Objective:
Copy every line from the material below that holds "content".
+ + + + + + +
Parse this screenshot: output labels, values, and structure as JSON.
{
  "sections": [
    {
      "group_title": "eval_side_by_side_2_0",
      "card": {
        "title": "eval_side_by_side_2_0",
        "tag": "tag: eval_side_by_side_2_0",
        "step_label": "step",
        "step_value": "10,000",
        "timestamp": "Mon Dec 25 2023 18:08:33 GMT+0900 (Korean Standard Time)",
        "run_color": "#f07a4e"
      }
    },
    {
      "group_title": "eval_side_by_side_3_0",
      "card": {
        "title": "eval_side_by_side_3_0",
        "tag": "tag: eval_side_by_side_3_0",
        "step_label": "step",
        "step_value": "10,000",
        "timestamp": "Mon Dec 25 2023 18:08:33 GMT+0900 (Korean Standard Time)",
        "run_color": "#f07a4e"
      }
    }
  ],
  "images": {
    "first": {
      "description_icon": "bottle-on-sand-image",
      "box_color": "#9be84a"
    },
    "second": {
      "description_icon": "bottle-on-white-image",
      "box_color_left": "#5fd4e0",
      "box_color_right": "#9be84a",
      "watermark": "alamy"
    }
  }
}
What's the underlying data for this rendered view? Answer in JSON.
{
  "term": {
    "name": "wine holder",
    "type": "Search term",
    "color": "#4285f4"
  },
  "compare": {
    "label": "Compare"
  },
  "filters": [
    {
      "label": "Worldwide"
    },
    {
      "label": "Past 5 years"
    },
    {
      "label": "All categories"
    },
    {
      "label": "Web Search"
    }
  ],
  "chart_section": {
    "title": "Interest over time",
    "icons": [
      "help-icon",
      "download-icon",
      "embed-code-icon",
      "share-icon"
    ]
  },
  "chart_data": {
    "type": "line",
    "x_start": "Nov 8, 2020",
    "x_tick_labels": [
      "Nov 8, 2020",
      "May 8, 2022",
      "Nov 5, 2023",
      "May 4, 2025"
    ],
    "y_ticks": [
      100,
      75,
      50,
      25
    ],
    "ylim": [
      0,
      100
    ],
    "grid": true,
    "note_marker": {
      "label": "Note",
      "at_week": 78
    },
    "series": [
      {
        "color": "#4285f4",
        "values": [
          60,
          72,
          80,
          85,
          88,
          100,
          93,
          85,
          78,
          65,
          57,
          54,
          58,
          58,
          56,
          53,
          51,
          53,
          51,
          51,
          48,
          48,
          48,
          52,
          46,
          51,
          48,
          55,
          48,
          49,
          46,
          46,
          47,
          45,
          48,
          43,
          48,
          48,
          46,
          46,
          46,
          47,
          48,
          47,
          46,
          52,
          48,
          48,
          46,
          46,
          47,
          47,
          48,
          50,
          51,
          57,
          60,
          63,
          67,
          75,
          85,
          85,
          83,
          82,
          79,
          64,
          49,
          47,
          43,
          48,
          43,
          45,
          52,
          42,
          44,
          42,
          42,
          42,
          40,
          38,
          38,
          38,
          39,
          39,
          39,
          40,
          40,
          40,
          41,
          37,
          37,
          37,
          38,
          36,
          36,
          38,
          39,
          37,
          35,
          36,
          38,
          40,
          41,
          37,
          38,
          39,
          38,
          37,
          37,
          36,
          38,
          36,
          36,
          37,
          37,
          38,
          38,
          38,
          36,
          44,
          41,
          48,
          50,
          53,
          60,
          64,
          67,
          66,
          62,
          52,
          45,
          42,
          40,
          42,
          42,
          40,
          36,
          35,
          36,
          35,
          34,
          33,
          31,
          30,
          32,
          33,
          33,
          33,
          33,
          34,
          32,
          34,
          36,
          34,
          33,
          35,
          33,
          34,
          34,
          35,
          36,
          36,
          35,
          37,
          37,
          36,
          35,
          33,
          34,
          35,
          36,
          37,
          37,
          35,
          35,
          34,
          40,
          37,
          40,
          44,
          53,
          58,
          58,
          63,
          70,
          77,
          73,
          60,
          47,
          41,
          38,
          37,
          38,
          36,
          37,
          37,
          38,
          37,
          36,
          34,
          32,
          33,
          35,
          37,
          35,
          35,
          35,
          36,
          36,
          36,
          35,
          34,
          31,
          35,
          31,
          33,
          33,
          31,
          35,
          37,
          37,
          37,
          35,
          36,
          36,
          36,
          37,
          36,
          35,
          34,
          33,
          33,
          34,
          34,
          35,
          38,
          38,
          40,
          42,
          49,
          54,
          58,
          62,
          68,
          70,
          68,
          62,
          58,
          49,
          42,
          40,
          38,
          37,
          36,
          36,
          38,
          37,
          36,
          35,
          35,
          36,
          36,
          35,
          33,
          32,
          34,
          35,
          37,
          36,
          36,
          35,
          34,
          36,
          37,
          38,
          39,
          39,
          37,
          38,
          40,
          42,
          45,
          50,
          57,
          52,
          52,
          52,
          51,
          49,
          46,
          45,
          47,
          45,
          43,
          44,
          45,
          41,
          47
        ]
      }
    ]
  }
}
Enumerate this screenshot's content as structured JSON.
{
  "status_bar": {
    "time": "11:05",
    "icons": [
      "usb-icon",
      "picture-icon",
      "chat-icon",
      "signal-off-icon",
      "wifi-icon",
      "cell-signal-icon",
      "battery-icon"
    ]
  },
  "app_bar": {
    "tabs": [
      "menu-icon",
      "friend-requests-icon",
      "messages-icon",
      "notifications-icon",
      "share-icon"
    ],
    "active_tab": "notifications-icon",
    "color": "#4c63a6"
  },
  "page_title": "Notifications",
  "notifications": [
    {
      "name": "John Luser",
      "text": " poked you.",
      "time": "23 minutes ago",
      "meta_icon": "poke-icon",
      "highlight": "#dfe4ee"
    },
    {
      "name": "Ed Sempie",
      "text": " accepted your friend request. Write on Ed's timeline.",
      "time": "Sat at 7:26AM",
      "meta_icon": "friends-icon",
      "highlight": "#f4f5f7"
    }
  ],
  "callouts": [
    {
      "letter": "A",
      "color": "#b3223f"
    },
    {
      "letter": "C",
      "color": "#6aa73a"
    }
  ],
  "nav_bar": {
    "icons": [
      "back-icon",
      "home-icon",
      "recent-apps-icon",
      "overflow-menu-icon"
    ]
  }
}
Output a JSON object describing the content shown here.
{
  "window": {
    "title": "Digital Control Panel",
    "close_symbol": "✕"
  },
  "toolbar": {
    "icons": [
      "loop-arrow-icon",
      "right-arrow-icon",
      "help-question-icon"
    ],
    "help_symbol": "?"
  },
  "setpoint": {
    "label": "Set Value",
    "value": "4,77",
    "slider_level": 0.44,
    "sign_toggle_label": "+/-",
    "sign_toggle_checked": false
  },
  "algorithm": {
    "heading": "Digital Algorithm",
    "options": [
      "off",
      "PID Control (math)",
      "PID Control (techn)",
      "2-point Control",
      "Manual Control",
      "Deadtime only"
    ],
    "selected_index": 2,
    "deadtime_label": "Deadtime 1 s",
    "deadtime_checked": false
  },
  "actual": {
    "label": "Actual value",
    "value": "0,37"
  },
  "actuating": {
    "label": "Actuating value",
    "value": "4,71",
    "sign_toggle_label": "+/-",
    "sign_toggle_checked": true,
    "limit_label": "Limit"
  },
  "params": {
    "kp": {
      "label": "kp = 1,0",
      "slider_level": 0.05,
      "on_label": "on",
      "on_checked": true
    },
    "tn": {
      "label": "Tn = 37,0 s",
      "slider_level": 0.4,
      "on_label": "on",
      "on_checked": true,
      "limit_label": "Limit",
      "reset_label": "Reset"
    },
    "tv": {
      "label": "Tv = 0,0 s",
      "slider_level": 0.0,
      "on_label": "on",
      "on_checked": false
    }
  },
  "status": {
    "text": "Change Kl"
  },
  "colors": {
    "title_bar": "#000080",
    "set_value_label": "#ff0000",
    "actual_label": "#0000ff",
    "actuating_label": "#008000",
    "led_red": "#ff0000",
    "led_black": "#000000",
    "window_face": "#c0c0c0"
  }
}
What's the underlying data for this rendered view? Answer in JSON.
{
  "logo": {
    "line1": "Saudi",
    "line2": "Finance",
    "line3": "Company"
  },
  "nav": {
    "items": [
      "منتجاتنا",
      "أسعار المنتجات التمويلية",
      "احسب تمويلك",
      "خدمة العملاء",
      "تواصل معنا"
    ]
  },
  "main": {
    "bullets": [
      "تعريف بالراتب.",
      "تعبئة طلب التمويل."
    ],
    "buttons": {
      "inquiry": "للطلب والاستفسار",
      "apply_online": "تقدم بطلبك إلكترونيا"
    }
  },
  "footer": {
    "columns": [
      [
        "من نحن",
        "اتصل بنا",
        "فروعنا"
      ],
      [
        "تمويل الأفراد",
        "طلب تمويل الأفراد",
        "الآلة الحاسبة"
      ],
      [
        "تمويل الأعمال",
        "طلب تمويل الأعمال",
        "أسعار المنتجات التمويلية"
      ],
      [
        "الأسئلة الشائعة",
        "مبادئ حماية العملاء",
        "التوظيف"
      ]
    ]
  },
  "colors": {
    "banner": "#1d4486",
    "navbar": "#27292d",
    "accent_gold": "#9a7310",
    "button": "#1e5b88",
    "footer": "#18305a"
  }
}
+ + + + + + +
Solution for this task:
Enumerate this screenshot's content as structured JSON.
Output a JSON object describing the content shown here.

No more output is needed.